**Short task**
Your task is to repeat the listing exactly.

**Supplied records**
◇ ◇ ◇ ◇

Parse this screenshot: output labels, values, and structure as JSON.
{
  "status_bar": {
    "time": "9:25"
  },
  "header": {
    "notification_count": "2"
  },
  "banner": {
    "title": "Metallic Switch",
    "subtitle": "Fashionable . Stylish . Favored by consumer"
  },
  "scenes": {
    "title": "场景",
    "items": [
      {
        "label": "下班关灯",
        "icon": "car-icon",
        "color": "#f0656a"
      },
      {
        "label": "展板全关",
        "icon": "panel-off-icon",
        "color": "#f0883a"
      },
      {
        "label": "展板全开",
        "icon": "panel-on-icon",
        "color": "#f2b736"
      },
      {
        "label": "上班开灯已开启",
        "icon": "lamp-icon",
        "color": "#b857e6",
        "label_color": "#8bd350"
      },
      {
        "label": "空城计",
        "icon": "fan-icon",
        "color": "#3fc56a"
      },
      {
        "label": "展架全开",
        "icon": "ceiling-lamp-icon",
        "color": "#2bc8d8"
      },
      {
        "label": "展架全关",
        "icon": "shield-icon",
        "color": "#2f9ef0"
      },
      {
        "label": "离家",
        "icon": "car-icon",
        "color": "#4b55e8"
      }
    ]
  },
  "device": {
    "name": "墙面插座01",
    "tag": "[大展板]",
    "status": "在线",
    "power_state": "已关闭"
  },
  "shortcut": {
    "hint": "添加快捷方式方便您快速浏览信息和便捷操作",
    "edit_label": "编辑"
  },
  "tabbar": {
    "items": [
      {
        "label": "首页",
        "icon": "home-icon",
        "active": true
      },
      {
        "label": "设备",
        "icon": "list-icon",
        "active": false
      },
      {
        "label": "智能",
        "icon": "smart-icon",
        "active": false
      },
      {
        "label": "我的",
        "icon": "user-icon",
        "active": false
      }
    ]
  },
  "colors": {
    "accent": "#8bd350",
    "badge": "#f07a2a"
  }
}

◇ ◇ ◇ ◇

**Written solution**
Parse this screenshot: output labels, values, and structure as JSON.
{
  "status_bar": {
    "time": "9:25"
  },
  "header": {
    "notification_count": "2"
  },
  "banner": {
    "title": "Metallic Switch",
    "subtitle": "Fashionable . Stylish . Favored by consumer"
  },
  "scenes": {
    "title": "场景",
    "items": [
      {
        "label": "下班关灯",
        "icon": "car-icon",
        "color": "#f0656a"
      },
      {
        "label": "展板全关",
        "icon": "panel-off-icon",
        "color": "#f0883a"
      },
      {
        "label": "展板全开",
        "icon": "panel-on-icon",
        "color": "#f2b736"
      },
      {
        "label": "上班开灯已开启",
        "icon": "lamp-icon",
        "color": "#b857e6",
        "label_color": "#8bd350"
      },
      {
        "label": "空城计",
        "icon": "fan-icon",
        "color": "#3fc56a"
      },
      {
        "label": "展架全开",
        "icon": "ceiling-lamp-icon",
        "color": "#2bc8d8"
      },
      {
        "label": "展架全关",
        "icon": "shield-icon",
        "color": "#2f9ef0"
      },
      {
        "label": "离家",
        "icon": "car-icon",
        "color": "#4b55e8"
      }
    ]
  },
  "device": {
    "name": "墙面插座01",
    "tag": "[大展板]",
    "status": "在线",
    "power_state": "已关闭"
  },
  "shortcut": {
    "hint": "添加快捷方式方便您快速浏览信息和便捷操作",
    "edit_label": "编辑"
  },
  "tabbar": {
    "items": [
      {
        "label": "首页",
        "icon": "home-icon",
        "active": true
      },
      {
        "label": "设备",
        "icon": "list-icon",
        "active": false
      },
      {
        "label": "智能",
        "icon": "smart-icon",
        "active": false
      },
      {
        "label": "我的",
        "icon": "user-icon",
        "active": false
      }
    ]
  },
  "colors": {
    "accent": "#8bd350",
    "badge": "#f07a2a"
  }
}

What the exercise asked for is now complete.